* _Data for this task_
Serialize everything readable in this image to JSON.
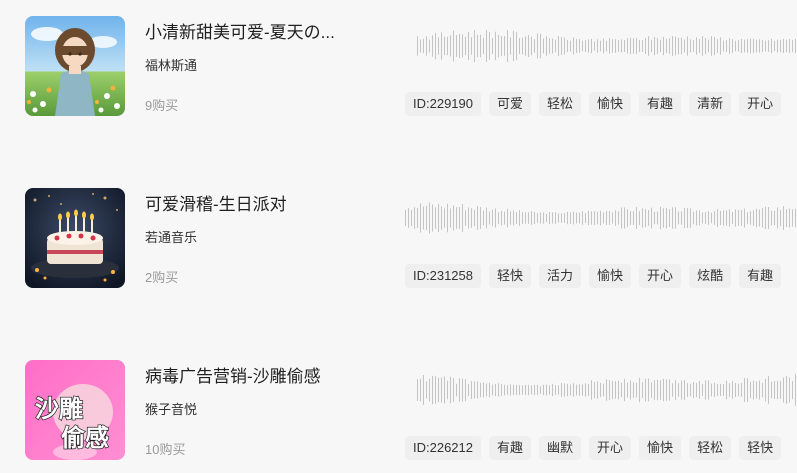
{
  "tracks": [
    {
      "title": "小清新甜美可爱-夏天の...",
      "artist": "福林斯通",
      "purchases": "9购买",
      "id_label": "ID:229190",
      "tags": [
        "可爱",
        "轻松",
        "愉快",
        "有趣",
        "清新",
        "开心"
      ],
      "cover_icon": "anime-girl-flower-field",
      "waveform_seed": 3
    },
    {
      "title": "可爱滑稽-生日派对",
      "artist": "若通音乐",
      "purchases": "2购买",
      "id_label": "ID:231258",
      "tags": [
        "轻快",
        "活力",
        "愉快",
        "开心",
        "炫酷",
        "有趣"
      ],
      "cover_icon": "birthday-cake-candles",
      "waveform_seed": 7
    },
    {
      "title": "病毒广告营销-沙雕偷感",
      "artist": "猴子音悦",
      "purchases": "10购买",
      "id_label": "ID:226212",
      "tags": [
        "有趣",
        "幽默",
        "开心",
        "愉快",
        "轻松",
        "轻快"
      ],
      "cover_icon": "pink-meme-cover",
      "cover_text": [
        "沙雕",
        "偷感"
      ],
      "waveform_seed": 11
    }
  ],
  "colors": {
    "background": "#f7f7f7",
    "tag_background": "#efefef",
    "waveform": "#c4c4c4",
    "muted_text": "#9a9a9a"
  }
}
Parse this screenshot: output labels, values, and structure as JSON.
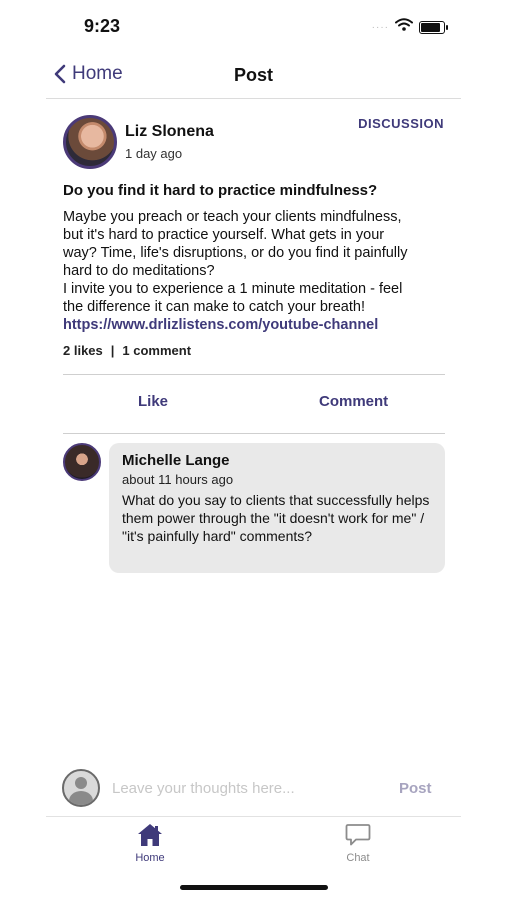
{
  "status_bar": {
    "time": "9:23",
    "signal_dots": "····",
    "battery_level": 0.85
  },
  "nav": {
    "back_label": "Home",
    "title": "Post"
  },
  "post": {
    "author": "Liz Slonena",
    "time": "1 day ago",
    "tag": "DISCUSSION",
    "title": "Do you find it hard to practice mindfulness?",
    "body_lines": [
      "Maybe you preach or teach your clients mindfulness,",
      "but it's hard to practice yourself. What gets in your",
      "way? Time, life's disruptions, or do you find it painfully",
      "hard to do meditations?",
      "I invite you to experience a 1 minute meditation - feel",
      "the difference it can make to catch your breath!"
    ],
    "link": "https://www.drlizlistens.com/youtube-channel",
    "likes": "2 likes",
    "stats_separator": "|",
    "comments_count": "1 comment"
  },
  "actions": {
    "like_label": "Like",
    "comment_label": "Comment"
  },
  "comment": {
    "author": "Michelle Lange",
    "time": "about 11 hours ago",
    "text": "What do you say to clients that successfully helps them power through the \"it doesn't work for me\" / \"it's painfully hard\" comments?"
  },
  "composer": {
    "placeholder": "Leave your thoughts here...",
    "value": "",
    "post_label": "Post"
  },
  "tabs": [
    {
      "label": "Home",
      "icon": "home-icon",
      "active": true
    },
    {
      "label": "Chat",
      "icon": "chat-icon",
      "active": false
    }
  ],
  "colors": {
    "accent": "#3f3a7a",
    "bubble": "#e9e9e9",
    "inactive": "#8c8c8c",
    "post_disabled": "#a7a4bf"
  }
}
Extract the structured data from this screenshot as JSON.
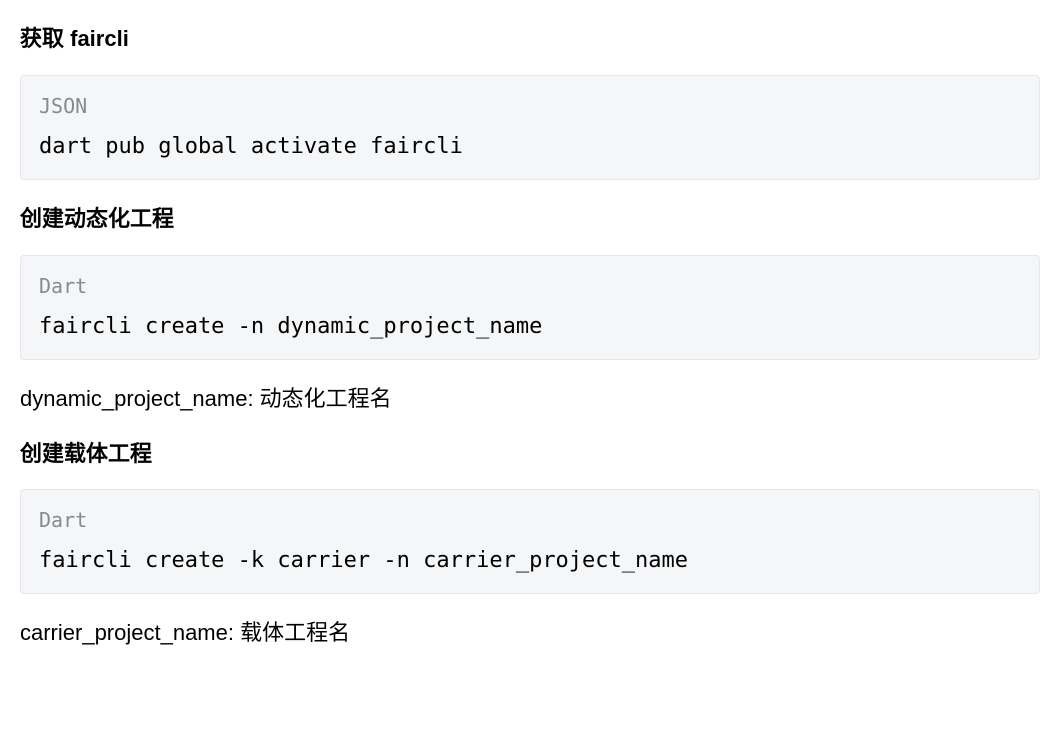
{
  "sections": [
    {
      "heading": "获取 faircli",
      "code_lang": "JSON",
      "code": "dart pub global activate faircli",
      "desc": null
    },
    {
      "heading": "创建动态化工程",
      "code_lang": "Dart",
      "code": "faircli create -n dynamic_project_name",
      "desc": "dynamic_project_name: 动态化工程名"
    },
    {
      "heading": "创建载体工程",
      "code_lang": "Dart",
      "code": "faircli create -k carrier -n carrier_project_name",
      "desc": "carrier_project_name: 载体工程名"
    }
  ]
}
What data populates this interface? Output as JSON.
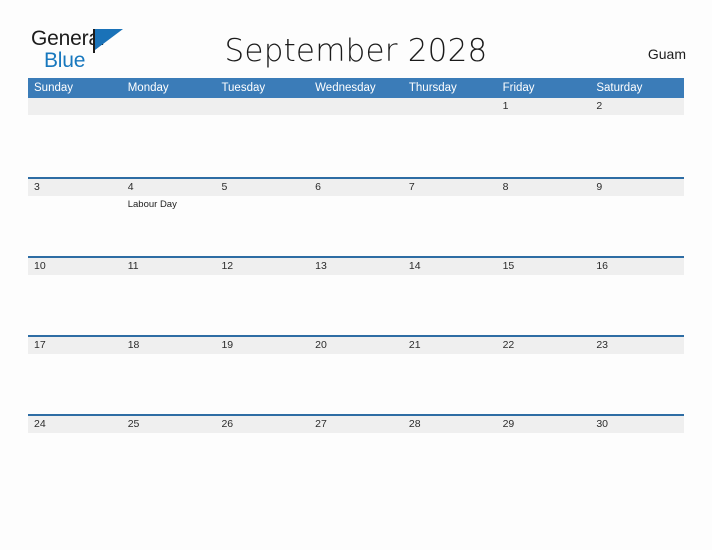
{
  "brand": {
    "name_part1": "General",
    "name_part2": "Blue",
    "flag_icon": "flag-icon",
    "accent_color": "#1878be"
  },
  "header": {
    "title": "September 2028",
    "locale": "Guam"
  },
  "theme": {
    "header_blue": "#3b7cb8",
    "divider_blue": "#2e6da4",
    "date_band_gray": "#efefef"
  },
  "calendar": {
    "weekdays": [
      "Sunday",
      "Monday",
      "Tuesday",
      "Wednesday",
      "Thursday",
      "Friday",
      "Saturday"
    ],
    "weeks": [
      {
        "days": [
          {
            "date": "",
            "events": []
          },
          {
            "date": "",
            "events": []
          },
          {
            "date": "",
            "events": []
          },
          {
            "date": "",
            "events": []
          },
          {
            "date": "",
            "events": []
          },
          {
            "date": "1",
            "events": []
          },
          {
            "date": "2",
            "events": []
          }
        ]
      },
      {
        "days": [
          {
            "date": "3",
            "events": []
          },
          {
            "date": "4",
            "events": [
              "Labour Day"
            ]
          },
          {
            "date": "5",
            "events": []
          },
          {
            "date": "6",
            "events": []
          },
          {
            "date": "7",
            "events": []
          },
          {
            "date": "8",
            "events": []
          },
          {
            "date": "9",
            "events": []
          }
        ]
      },
      {
        "days": [
          {
            "date": "10",
            "events": []
          },
          {
            "date": "11",
            "events": []
          },
          {
            "date": "12",
            "events": []
          },
          {
            "date": "13",
            "events": []
          },
          {
            "date": "14",
            "events": []
          },
          {
            "date": "15",
            "events": []
          },
          {
            "date": "16",
            "events": []
          }
        ]
      },
      {
        "days": [
          {
            "date": "17",
            "events": []
          },
          {
            "date": "18",
            "events": []
          },
          {
            "date": "19",
            "events": []
          },
          {
            "date": "20",
            "events": []
          },
          {
            "date": "21",
            "events": []
          },
          {
            "date": "22",
            "events": []
          },
          {
            "date": "23",
            "events": []
          }
        ]
      },
      {
        "days": [
          {
            "date": "24",
            "events": []
          },
          {
            "date": "25",
            "events": []
          },
          {
            "date": "26",
            "events": []
          },
          {
            "date": "27",
            "events": []
          },
          {
            "date": "28",
            "events": []
          },
          {
            "date": "29",
            "events": []
          },
          {
            "date": "30",
            "events": []
          }
        ]
      }
    ]
  }
}
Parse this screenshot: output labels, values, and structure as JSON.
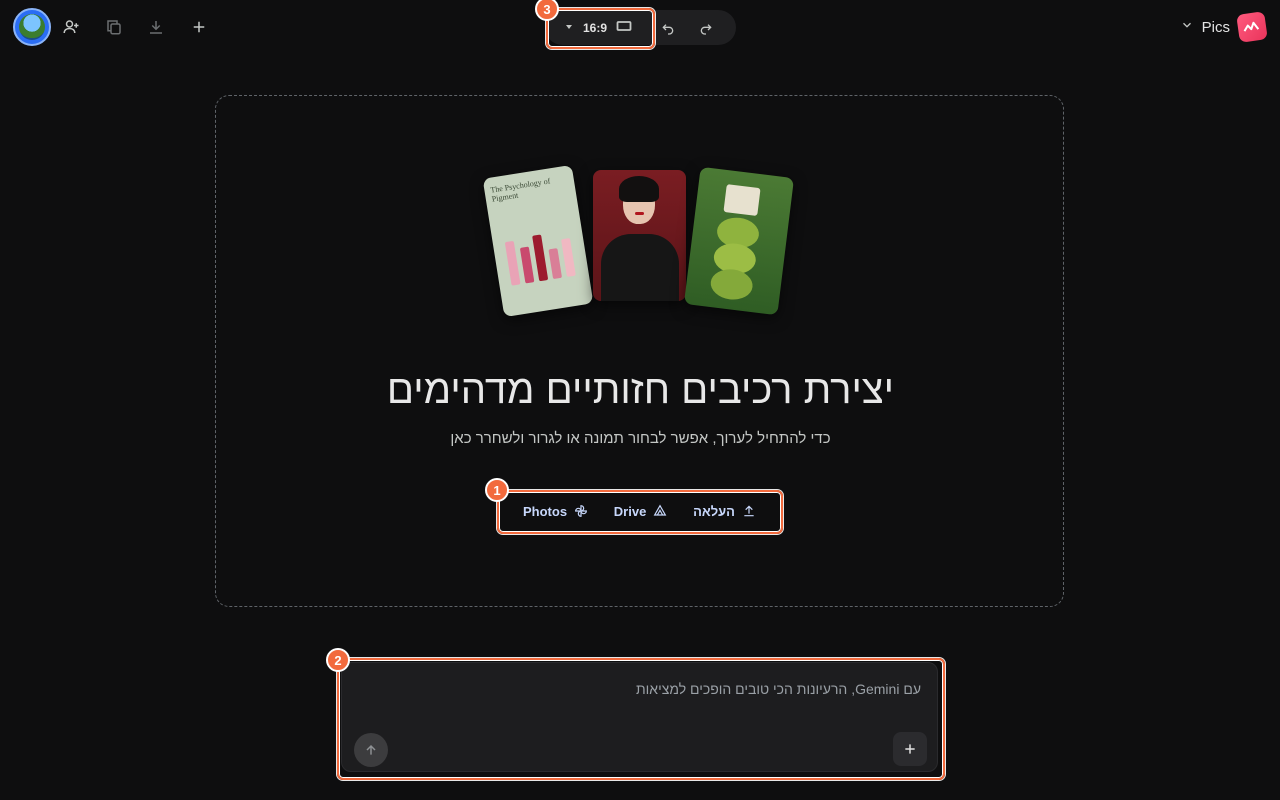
{
  "topbar": {
    "avatar": "user-avatar",
    "icons": [
      "add-person-icon",
      "copy-icon",
      "download-icon",
      "plus-icon"
    ],
    "aspect_ratio": "16:9",
    "undo_icon": "undo-icon",
    "redo_icon": "redo-icon",
    "brand_name": "Pics"
  },
  "hero": {
    "preview_card_title": "The Psychology of Pigment",
    "headline": "יצירת רכיבים חזותיים מדהימים",
    "subline": "כדי להתחיל לערוך, אפשר לבחור תמונה או לגרור ולשחרר כאן"
  },
  "sources": {
    "photos": "Photos",
    "drive": "Drive",
    "upload": "העלאה"
  },
  "prompt": {
    "placeholder": "עם Gemini, הרעיונות הכי טובים הופכים למציאות"
  },
  "annotations": {
    "badge1": "1",
    "badge2": "2",
    "badge3": "3"
  },
  "colors": {
    "background": "#0e0e0f",
    "accent_highlight": "#f26a3d",
    "link_blue": "#c7d7fb",
    "brand_red": "#e9345b"
  }
}
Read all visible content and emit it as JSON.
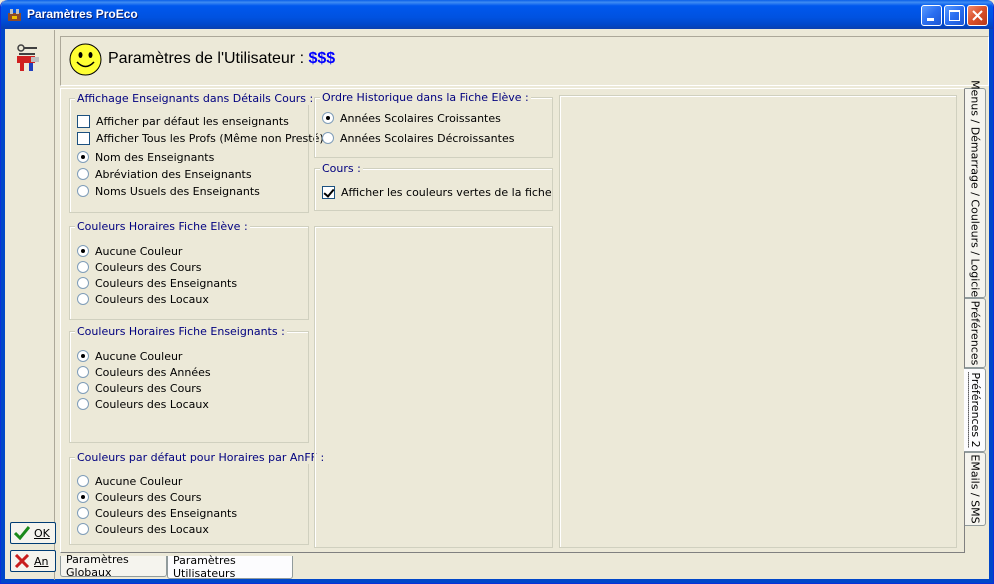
{
  "window": {
    "title": "Paramètres ProEco",
    "controls": [
      "minimize",
      "maximize",
      "close"
    ]
  },
  "header": {
    "title": "Paramètres de l'Utilisateur : ",
    "value": "$$$"
  },
  "side_buttons": {
    "ok_label": "OK",
    "cancel_label": "An"
  },
  "groups": {
    "affichage": {
      "title": "Affichage Enseignants dans Détails Cours :",
      "checkboxes": [
        {
          "label": "Afficher par défaut les enseignants",
          "checked": false
        },
        {
          "label": "Afficher Tous les Profs (Même non Presté)",
          "checked": false
        }
      ],
      "radios": [
        {
          "label": "Nom des Enseignants",
          "selected": true
        },
        {
          "label": "Abréviation des Enseignants",
          "selected": false
        },
        {
          "label": "Noms Usuels des Enseignants",
          "selected": false
        }
      ]
    },
    "couleurs_eleve": {
      "title": "Couleurs Horaires Fiche Elève  :",
      "radios": [
        {
          "label": "Aucune Couleur",
          "selected": true
        },
        {
          "label": "Couleurs des Cours",
          "selected": false
        },
        {
          "label": "Couleurs des Enseignants",
          "selected": false
        },
        {
          "label": "Couleurs des Locaux",
          "selected": false
        }
      ]
    },
    "couleurs_enseignants": {
      "title": "Couleurs Horaires Fiche Enseignants :",
      "radios": [
        {
          "label": "Aucune Couleur",
          "selected": true
        },
        {
          "label": "Couleurs des Années",
          "selected": false
        },
        {
          "label": "Couleurs des Cours",
          "selected": false
        },
        {
          "label": "Couleurs des Locaux",
          "selected": false
        }
      ]
    },
    "couleurs_anff": {
      "title": "Couleurs par défaut pour Horaires par AnFF :",
      "radios": [
        {
          "label": "Aucune Couleur",
          "selected": false
        },
        {
          "label": "Couleurs des Cours",
          "selected": true
        },
        {
          "label": "Couleurs des Enseignants",
          "selected": false
        },
        {
          "label": "Couleurs des Locaux",
          "selected": false
        }
      ]
    },
    "ordre": {
      "title": "Ordre Historique dans la Fiche Elève :",
      "radios": [
        {
          "label": "Années Scolaires Croissantes",
          "selected": true
        },
        {
          "label": "Années Scolaires Décroissantes",
          "selected": false
        }
      ]
    },
    "cours": {
      "title": "Cours :",
      "checkboxes": [
        {
          "label": "Afficher les couleurs vertes de la fiche",
          "checked": true
        }
      ]
    }
  },
  "vertical_tabs": [
    {
      "label": "Menus / Démarrage / Couleurs / Logiciels",
      "active": false
    },
    {
      "label": "Préférences",
      "active": false
    },
    {
      "label": "Préférences 2",
      "active": true
    },
    {
      "label": "EMails / SMS",
      "active": false
    }
  ],
  "bottom_tabs": [
    {
      "label": "Paramètres Globaux",
      "active": false
    },
    {
      "label": "Paramètres Utilisateurs",
      "active": true
    }
  ],
  "colors": {
    "titlebar": "#0052e0",
    "group_title": "#00007f",
    "header_value": "#0000ff",
    "face": "#ece9d8"
  }
}
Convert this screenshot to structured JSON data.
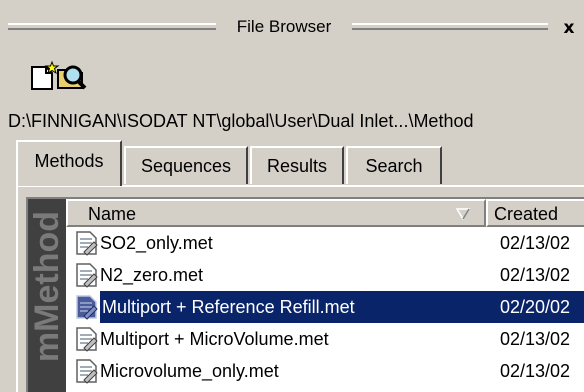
{
  "window": {
    "title": "File Browser",
    "close_label": "x"
  },
  "toolbar": {
    "items": [
      {
        "icon": "new-file-icon"
      },
      {
        "icon": "find-icon"
      }
    ]
  },
  "path": "D:\\FINNIGAN\\ISODAT NT\\global\\User\\Dual Inlet...\\Method",
  "tabs": [
    {
      "label": "Methods",
      "active": true
    },
    {
      "label": "Sequences",
      "active": false
    },
    {
      "label": "Results",
      "active": false
    },
    {
      "label": "Search",
      "active": false
    }
  ],
  "banner_text": "mMethod",
  "list": {
    "columns": [
      "Name",
      "Created"
    ],
    "rows": [
      {
        "name": "SO2_only.met",
        "created": "02/13/02",
        "selected": false
      },
      {
        "name": "N2_zero.met",
        "created": "02/13/02",
        "selected": false
      },
      {
        "name": "Multiport + Reference Refill.met",
        "created": "02/20/02",
        "selected": true
      },
      {
        "name": "Multiport + MicroVolume.met",
        "created": "02/13/02",
        "selected": false
      },
      {
        "name": "Microvolume_only.met",
        "created": "02/13/02",
        "selected": false
      }
    ]
  },
  "colors": {
    "face": "#d4d0c8",
    "selection": "#0a246a"
  }
}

* _Your task_
Search the listing for the string "practice". Copy each line where it turns up.

* _Task result_
    "title": "Do you find it hard to practice mindfulness?",
      "but it's hard to practice yourself. What gets in your",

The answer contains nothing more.